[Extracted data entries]
[start]

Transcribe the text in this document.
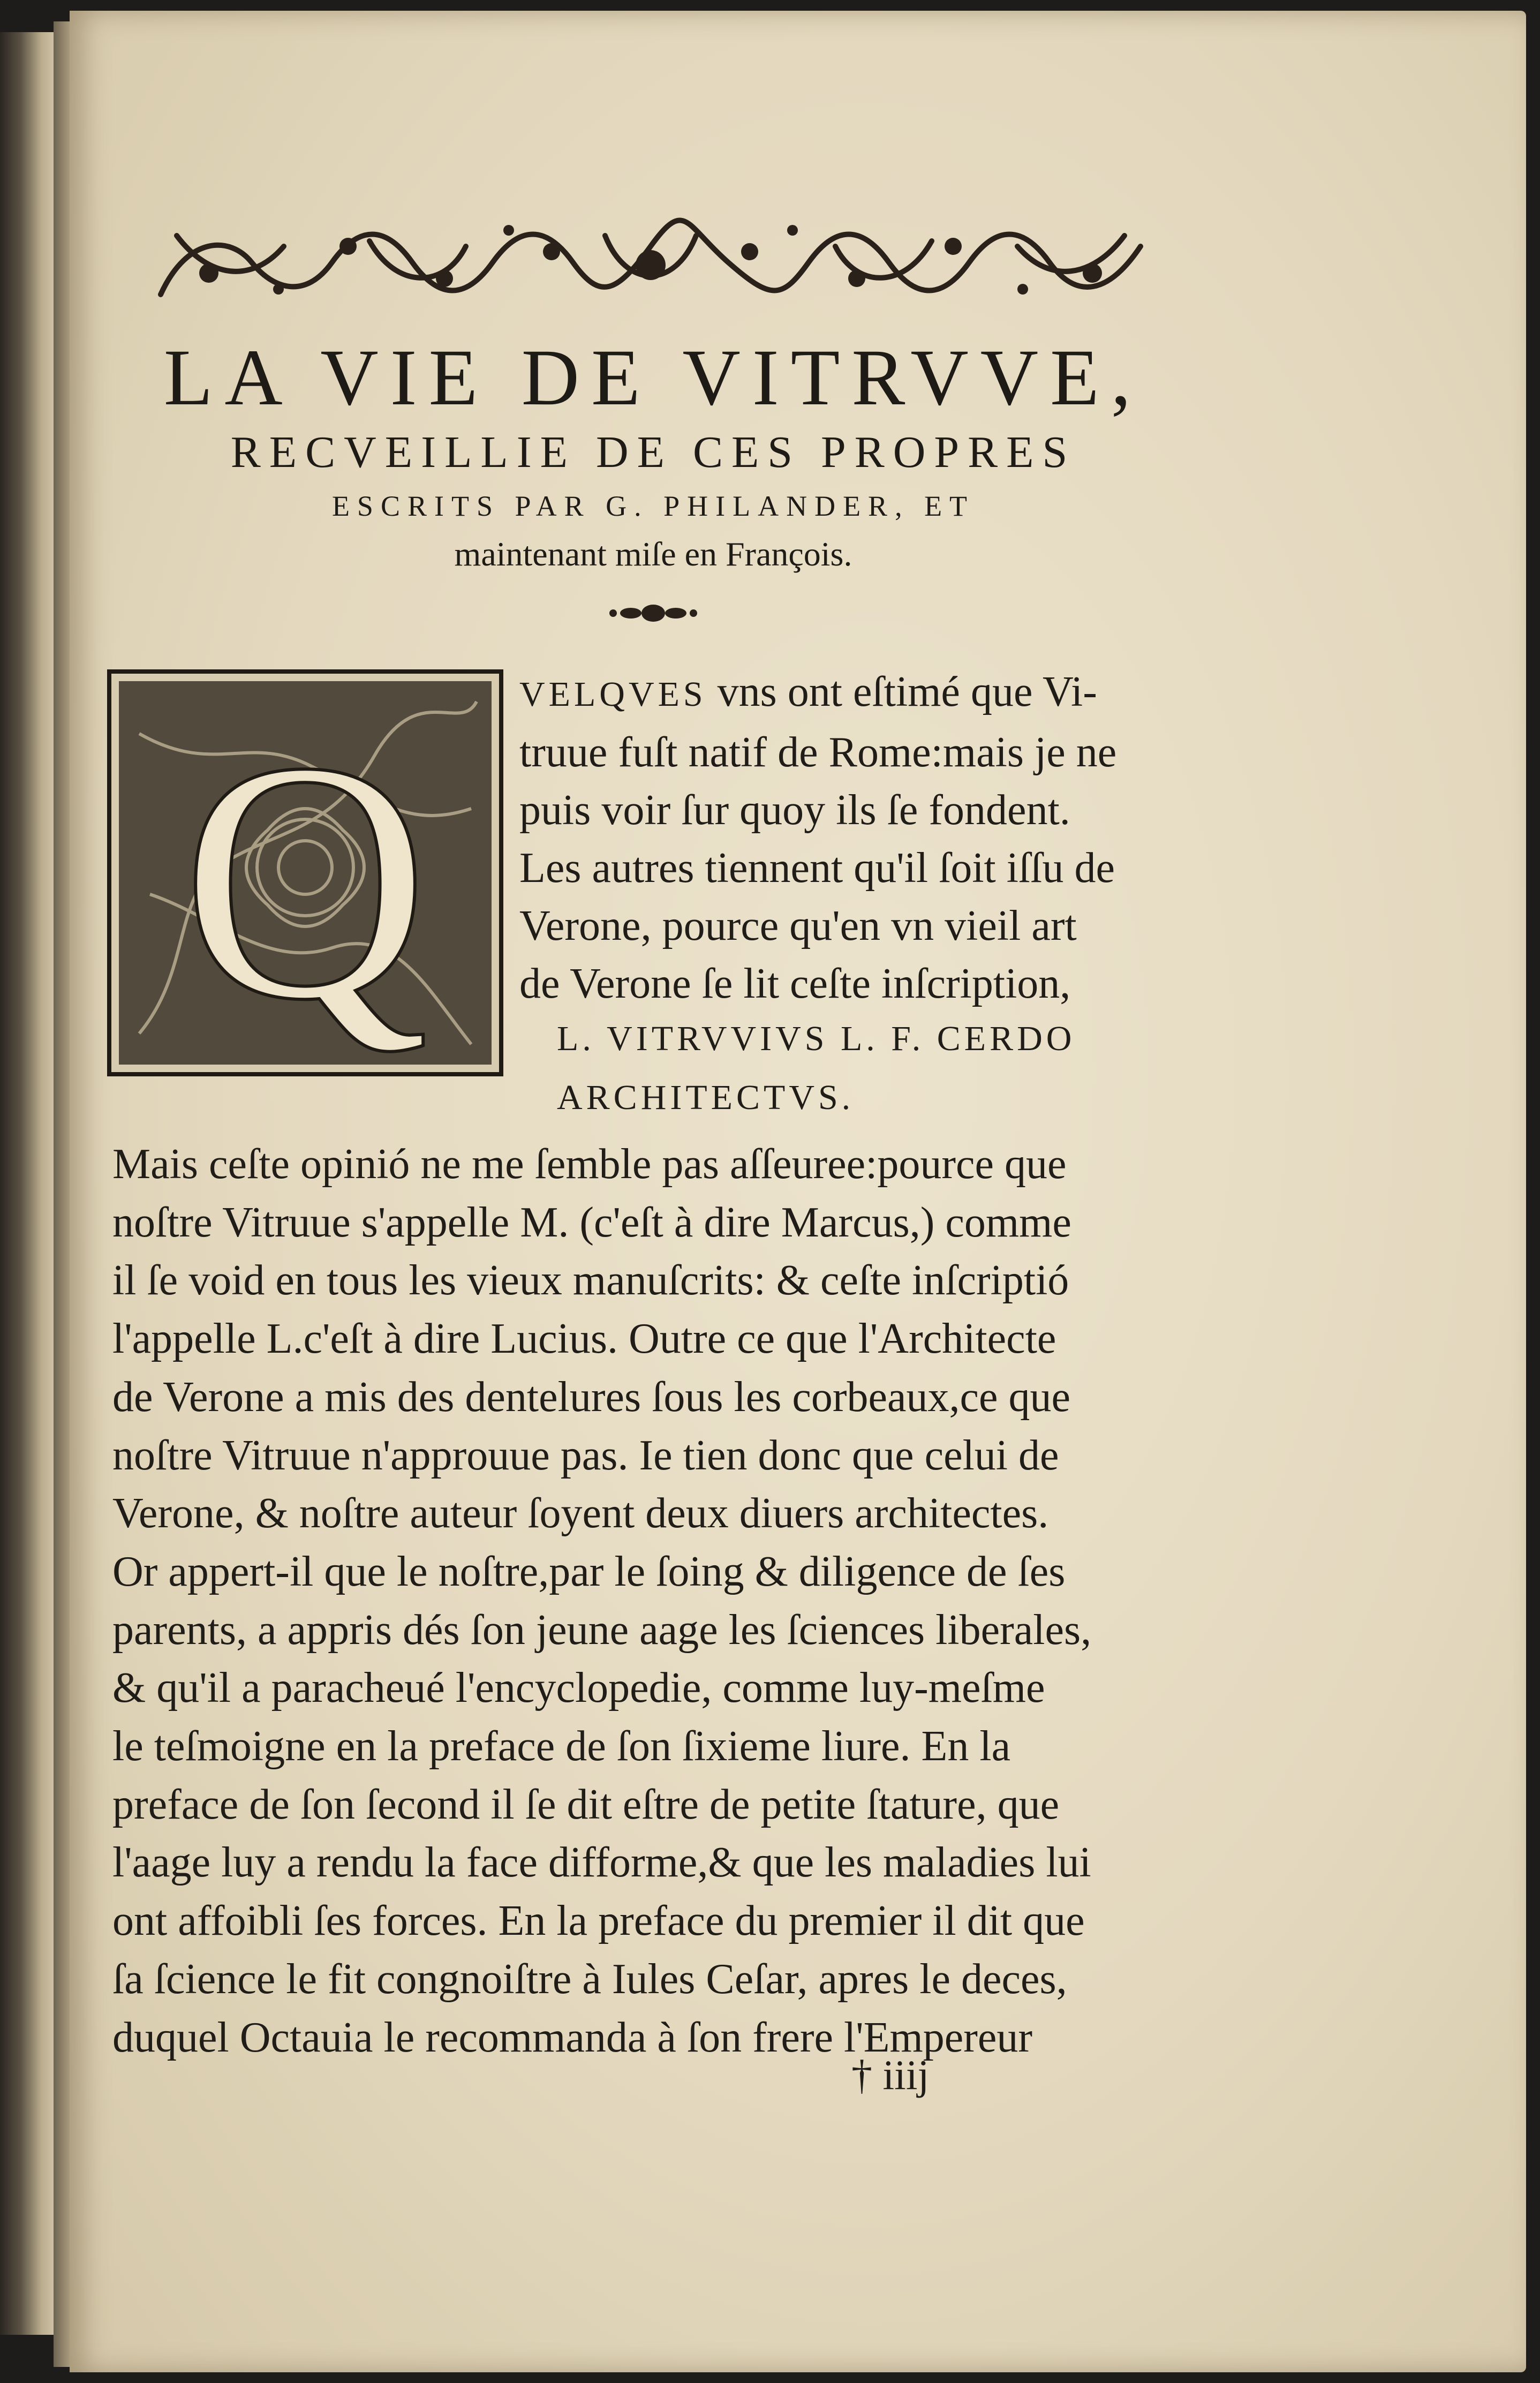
LA VIE DE VITRVVE,

RECVEILLIE DE CES PROPRES

ESCRITS PAR G. PHILANDER, ET

maintenant miſe en François.

Q	VELQVES vns ont eſtimé que Vi-
truue fuſt natif de Rome:mais je ne
puis voir ſur quoy ils ſe fondent.
Les autres tiennent qu'il ſoit iſſu de
Verone, pource qu'en vn vieil art
de Verone ſe lit ceſte inſcription,
L. VITRVVIVS L. F. CERDO
ARCHITECTVS.
Mais ceſte opinió ne me ſemble pas aſſeuree:pource que
noſtre Vitruue s'appelle M. (c'eſt à dire Marcus,) comme
il ſe void en tous les vieux manuſcrits: & ceſte inſcriptió
l'appelle L.c'eſt à dire Lucius. Outre ce que l'Architecte
de Verone a mis des dentelures ſous les corbeaux,ce que
noſtre Vitruue n'approuue pas. Ie tien donc que celui de
Verone, & noſtre auteur ſoyent deux diuers architectes.
Or appert-il que le noſtre,par le ſoing & diligence de ſes
parents, a appris dés ſon jeune aage les ſciences liberales,
& qu'il a paracheué l'encyclopedie, comme luy-meſme
le teſmoigne en la preface de ſon ſixieme liure. En la
preface de ſon ſecond il ſe dit eſtre de petite ſtature, que
l'aage luy a rendu la face difforme,& que les maladies lui
ont affoibli ſes forces. En la preface du premier il dit que
ſa ſcience le fit congnoiſtre à Iules Ceſar, apres le deces,
duquel Octauia le recommanda à ſon frere l'Empereur
† iiij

[end]

◆ Short task ◆
From the listing, extract all text exactly as given and drop any picture.

◆ The response ◆
Transcribe the text in this document.
LA VIE DE VITRVVE,

RECVEILLIE DE CES PROPRES

ESCRITS PAR G. PHILANDER, ET

maintenant miſe en François.

Q	VELQVES vns ont eſtimé que Vi-
truue fuſt natif de Rome:mais je ne
puis voir ſur quoy ils ſe fondent.
Les autres tiennent qu'il ſoit iſſu de
Verone, pource qu'en vn vieil art
de Verone ſe lit ceſte inſcription,
L. VITRVVIVS L. F. CERDO
ARCHITECTVS.
Mais ceſte opinió ne me ſemble pas aſſeuree:pource que
noſtre Vitruue s'appelle M. (c'eſt à dire Marcus,) comme
il ſe void en tous les vieux manuſcrits: & ceſte inſcriptió
l'appelle L.c'eſt à dire Lucius. Outre ce que l'Architecte
de Verone a mis des dentelures ſous les corbeaux,ce que
noſtre Vitruue n'approuue pas. Ie tien donc que celui de
Verone, & noſtre auteur ſoyent deux diuers architectes.
Or appert-il que le noſtre,par le ſoing & diligence de ſes
parents, a appris dés ſon jeune aage les ſciences liberales,
& qu'il a paracheué l'encyclopedie, comme luy-meſme
le teſmoigne en la preface de ſon ſixieme liure. En la
preface de ſon ſecond il ſe dit eſtre de petite ſtature, que
l'aage luy a rendu la face difforme,& que les maladies lui
ont affoibli ſes forces. En la preface du premier il dit que
ſa ſcience le fit congnoiſtre à Iules Ceſar, apres le deces,
duquel Octauia le recommanda à ſon frere l'Empereur
† iiij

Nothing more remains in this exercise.